#### Records for this task
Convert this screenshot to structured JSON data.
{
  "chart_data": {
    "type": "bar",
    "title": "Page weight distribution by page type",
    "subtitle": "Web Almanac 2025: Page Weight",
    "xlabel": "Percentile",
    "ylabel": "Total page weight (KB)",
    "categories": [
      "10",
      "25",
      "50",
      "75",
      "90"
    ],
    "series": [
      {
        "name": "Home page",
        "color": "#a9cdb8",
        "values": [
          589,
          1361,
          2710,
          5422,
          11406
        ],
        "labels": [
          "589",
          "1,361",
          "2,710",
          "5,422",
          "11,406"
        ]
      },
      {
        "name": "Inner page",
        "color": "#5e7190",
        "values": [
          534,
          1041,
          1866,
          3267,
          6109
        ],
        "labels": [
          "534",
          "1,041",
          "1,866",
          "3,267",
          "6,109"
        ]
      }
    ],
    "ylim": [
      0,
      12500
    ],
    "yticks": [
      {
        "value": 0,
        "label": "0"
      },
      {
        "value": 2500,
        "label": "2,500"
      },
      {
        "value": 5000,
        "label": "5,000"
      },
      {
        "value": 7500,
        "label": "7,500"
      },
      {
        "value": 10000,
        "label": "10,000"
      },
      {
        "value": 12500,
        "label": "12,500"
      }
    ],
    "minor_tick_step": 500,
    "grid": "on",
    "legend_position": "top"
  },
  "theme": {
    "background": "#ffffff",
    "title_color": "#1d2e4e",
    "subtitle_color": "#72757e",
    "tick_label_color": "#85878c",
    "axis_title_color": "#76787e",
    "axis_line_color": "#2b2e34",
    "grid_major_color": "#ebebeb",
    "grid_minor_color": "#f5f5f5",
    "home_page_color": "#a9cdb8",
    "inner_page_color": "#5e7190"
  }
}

#### Stated exercise
Every entry should be printed again exactly as written.

#### Right answer
Convert this screenshot to structured JSON data.
{
  "chart_data": {
    "type": "bar",
    "title": "Page weight distribution by page type",
    "subtitle": "Web Almanac 2025: Page Weight",
    "xlabel": "Percentile",
    "ylabel": "Total page weight (KB)",
    "categories": [
      "10",
      "25",
      "50",
      "75",
      "90"
    ],
    "series": [
      {
        "name": "Home page",
        "color": "#a9cdb8",
        "values": [
          589,
          1361,
          2710,
          5422,
          11406
        ],
        "labels": [
          "589",
          "1,361",
          "2,710",
          "5,422",
          "11,406"
        ]
      },
      {
        "name": "Inner page",
        "color": "#5e7190",
        "values": [
          534,
          1041,
          1866,
          3267,
          6109
        ],
        "labels": [
          "534",
          "1,041",
          "1,866",
          "3,267",
          "6,109"
        ]
      }
    ],
    "ylim": [
      0,
      12500
    ],
    "yticks": [
      {
        "value": 0,
        "label": "0"
      },
      {
        "value": 2500,
        "label": "2,500"
      },
      {
        "value": 5000,
        "label": "5,000"
      },
      {
        "value": 7500,
        "label": "7,500"
      },
      {
        "value": 10000,
        "label": "10,000"
      },
      {
        "value": 12500,
        "label": "12,500"
      }
    ],
    "minor_tick_step": 500,
    "grid": "on",
    "legend_position": "top"
  },
  "theme": {
    "background": "#ffffff",
    "title_color": "#1d2e4e",
    "subtitle_color": "#72757e",
    "tick_label_color": "#85878c",
    "axis_title_color": "#76787e",
    "axis_line_color": "#2b2e34",
    "grid_major_color": "#ebebeb",
    "grid_minor_color": "#f5f5f5",
    "home_page_color": "#a9cdb8",
    "inner_page_color": "#5e7190"
  }
}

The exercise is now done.